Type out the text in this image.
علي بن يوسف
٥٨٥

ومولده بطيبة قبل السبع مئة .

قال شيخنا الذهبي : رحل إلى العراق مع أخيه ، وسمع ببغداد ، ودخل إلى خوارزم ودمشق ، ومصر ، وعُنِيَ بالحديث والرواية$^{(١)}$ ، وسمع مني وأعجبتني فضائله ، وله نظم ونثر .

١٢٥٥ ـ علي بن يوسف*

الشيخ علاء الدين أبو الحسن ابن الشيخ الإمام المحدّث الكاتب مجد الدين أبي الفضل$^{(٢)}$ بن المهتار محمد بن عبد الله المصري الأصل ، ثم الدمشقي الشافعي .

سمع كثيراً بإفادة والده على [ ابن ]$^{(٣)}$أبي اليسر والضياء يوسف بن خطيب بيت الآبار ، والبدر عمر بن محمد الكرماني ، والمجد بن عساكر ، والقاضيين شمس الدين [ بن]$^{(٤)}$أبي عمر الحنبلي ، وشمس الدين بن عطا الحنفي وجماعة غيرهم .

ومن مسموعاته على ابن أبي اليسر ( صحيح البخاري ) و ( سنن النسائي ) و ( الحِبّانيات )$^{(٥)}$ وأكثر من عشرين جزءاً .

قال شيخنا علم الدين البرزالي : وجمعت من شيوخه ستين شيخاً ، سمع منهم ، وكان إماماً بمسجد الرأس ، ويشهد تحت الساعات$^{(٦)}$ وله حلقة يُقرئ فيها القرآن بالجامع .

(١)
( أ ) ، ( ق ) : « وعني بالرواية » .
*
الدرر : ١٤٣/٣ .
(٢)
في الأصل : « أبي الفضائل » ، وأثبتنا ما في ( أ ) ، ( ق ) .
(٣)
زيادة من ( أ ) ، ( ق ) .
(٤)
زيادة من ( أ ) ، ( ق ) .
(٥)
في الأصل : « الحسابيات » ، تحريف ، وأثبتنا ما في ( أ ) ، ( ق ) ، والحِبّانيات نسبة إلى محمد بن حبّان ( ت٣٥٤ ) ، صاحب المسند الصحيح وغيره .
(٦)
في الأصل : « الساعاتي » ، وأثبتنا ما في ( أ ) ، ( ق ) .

# [EXERCISE TASK]
Extract every line above that contains the word "شيخنا".

# [IN RESPONSE]
قال شيخنا الذهبي : رحل إلى العراق مع أخيه ، وسمع ببغداد ، ودخل إلى خوارزم ودمشق ، ومصر ، وعُنِيَ بالحديث والرواية$^{(١)}$ ، وسمع مني وأعجبتني فضائله ، وله نظم ونثر .
قال شيخنا علم الدين البرزالي : وجمعت من شيوخه ستين شيخاً ، سمع منهم ، وكان إماماً بمسجد الرأس ، ويشهد تحت الساعات$^{(٦)}$ وله حلقة يُقرئ فيها القرآن بالجامع .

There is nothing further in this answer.